**Task brief:** Retype the records that come next, word for word.

▽

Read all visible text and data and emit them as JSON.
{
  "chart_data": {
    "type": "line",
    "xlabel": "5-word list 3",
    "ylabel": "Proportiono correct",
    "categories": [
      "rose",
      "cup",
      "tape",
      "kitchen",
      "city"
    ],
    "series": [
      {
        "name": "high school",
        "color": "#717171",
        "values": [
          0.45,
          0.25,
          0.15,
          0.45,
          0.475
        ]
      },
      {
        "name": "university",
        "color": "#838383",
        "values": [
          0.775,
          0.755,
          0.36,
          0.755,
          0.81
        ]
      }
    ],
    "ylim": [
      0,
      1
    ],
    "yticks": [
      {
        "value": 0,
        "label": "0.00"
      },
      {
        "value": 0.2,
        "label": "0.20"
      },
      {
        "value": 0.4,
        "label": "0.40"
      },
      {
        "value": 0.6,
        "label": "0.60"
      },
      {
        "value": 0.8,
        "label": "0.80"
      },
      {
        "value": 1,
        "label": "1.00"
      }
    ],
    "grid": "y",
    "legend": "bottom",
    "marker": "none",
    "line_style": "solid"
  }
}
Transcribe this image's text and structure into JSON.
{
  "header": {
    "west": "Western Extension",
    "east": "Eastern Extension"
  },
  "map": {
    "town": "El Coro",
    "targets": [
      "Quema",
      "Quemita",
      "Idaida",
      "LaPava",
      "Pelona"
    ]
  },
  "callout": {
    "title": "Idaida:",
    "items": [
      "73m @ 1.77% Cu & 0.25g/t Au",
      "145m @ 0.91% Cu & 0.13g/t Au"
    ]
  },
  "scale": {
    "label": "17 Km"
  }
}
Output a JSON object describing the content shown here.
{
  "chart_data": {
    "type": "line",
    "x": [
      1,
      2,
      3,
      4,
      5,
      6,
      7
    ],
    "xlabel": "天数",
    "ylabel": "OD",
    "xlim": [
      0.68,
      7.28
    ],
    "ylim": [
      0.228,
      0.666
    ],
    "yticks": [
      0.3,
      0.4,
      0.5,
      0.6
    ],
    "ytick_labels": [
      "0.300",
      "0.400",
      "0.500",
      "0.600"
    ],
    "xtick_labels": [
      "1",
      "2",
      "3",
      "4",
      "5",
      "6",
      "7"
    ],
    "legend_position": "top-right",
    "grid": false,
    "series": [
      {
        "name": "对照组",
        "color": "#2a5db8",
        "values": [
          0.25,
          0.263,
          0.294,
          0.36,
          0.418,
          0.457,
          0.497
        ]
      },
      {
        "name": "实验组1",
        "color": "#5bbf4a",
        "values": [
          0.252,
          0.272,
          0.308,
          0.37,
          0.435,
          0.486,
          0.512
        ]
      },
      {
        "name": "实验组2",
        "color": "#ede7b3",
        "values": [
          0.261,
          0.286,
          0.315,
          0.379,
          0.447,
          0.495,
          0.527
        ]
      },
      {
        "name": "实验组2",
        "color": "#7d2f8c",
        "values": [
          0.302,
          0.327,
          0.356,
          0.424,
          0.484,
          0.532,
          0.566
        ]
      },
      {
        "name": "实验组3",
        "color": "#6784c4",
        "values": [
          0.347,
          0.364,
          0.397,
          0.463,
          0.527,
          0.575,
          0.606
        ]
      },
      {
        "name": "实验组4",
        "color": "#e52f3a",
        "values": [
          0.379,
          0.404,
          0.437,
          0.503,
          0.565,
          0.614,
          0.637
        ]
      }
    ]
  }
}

△

**Worked answer:**
Read all visible text and data and emit them as JSON.
{
  "chart_data": {
    "type": "line",
    "xlabel": "5-word list 3",
    "ylabel": "Proportiono correct",
    "categories": [
      "rose",
      "cup",
      "tape",
      "kitchen",
      "city"
    ],
    "series": [
      {
        "name": "high school",
        "color": "#717171",
        "values": [
          0.45,
          0.25,
          0.15,
          0.45,
          0.475
        ]
      },
      {
        "name": "university",
        "color": "#838383",
        "values": [
          0.775,
          0.755,
          0.36,
          0.755,
          0.81
        ]
      }
    ],
    "ylim": [
      0,
      1
    ],
    "yticks": [
      {
        "value": 0,
        "label": "0.00"
      },
      {
        "value": 0.2,
        "label": "0.20"
      },
      {
        "value": 0.4,
        "label": "0.40"
      },
      {
        "value": 0.6,
        "label": "0.60"
      },
      {
        "value": 0.8,
        "label": "0.80"
      },
      {
        "value": 1,
        "label": "1.00"
      }
    ],
    "grid": "y",
    "legend": "bottom",
    "marker": "none",
    "line_style": "solid"
  }
}
Transcribe this image's text and structure into JSON.
{
  "header": {
    "west": "Western Extension",
    "east": "Eastern Extension"
  },
  "map": {
    "town": "El Coro",
    "targets": [
      "Quema",
      "Quemita",
      "Idaida",
      "LaPava",
      "Pelona"
    ]
  },
  "callout": {
    "title": "Idaida:",
    "items": [
      "73m @ 1.77% Cu & 0.25g/t Au",
      "145m @ 0.91% Cu & 0.13g/t Au"
    ]
  },
  "scale": {
    "label": "17 Km"
  }
}
Output a JSON object describing the content shown here.
{
  "chart_data": {
    "type": "line",
    "x": [
      1,
      2,
      3,
      4,
      5,
      6,
      7
    ],
    "xlabel": "天数",
    "ylabel": "OD",
    "xlim": [
      0.68,
      7.28
    ],
    "ylim": [
      0.228,
      0.666
    ],
    "yticks": [
      0.3,
      0.4,
      0.5,
      0.6
    ],
    "ytick_labels": [
      "0.300",
      "0.400",
      "0.500",
      "0.600"
    ],
    "xtick_labels": [
      "1",
      "2",
      "3",
      "4",
      "5",
      "6",
      "7"
    ],
    "legend_position": "top-right",
    "grid": false,
    "series": [
      {
        "name": "对照组",
        "color": "#2a5db8",
        "values": [
          0.25,
          0.263,
          0.294,
          0.36,
          0.418,
          0.457,
          0.497
        ]
      },
      {
        "name": "实验组1",
        "color": "#5bbf4a",
        "values": [
          0.252,
          0.272,
          0.308,
          0.37,
          0.435,
          0.486,
          0.512
        ]
      },
      {
        "name": "实验组2",
        "color": "#ede7b3",
        "values": [
          0.261,
          0.286,
          0.315,
          0.379,
          0.447,
          0.495,
          0.527
        ]
      },
      {
        "name": "实验组2",
        "color": "#7d2f8c",
        "values": [
          0.302,
          0.327,
          0.356,
          0.424,
          0.484,
          0.532,
          0.566
        ]
      },
      {
        "name": "实验组3",
        "color": "#6784c4",
        "values": [
          0.347,
          0.364,
          0.397,
          0.463,
          0.527,
          0.575,
          0.606
        ]
      },
      {
        "name": "实验组4",
        "color": "#e52f3a",
        "values": [
          0.379,
          0.404,
          0.437,
          0.503,
          0.565,
          0.614,
          0.637
        ]
      }
    ]
  }
}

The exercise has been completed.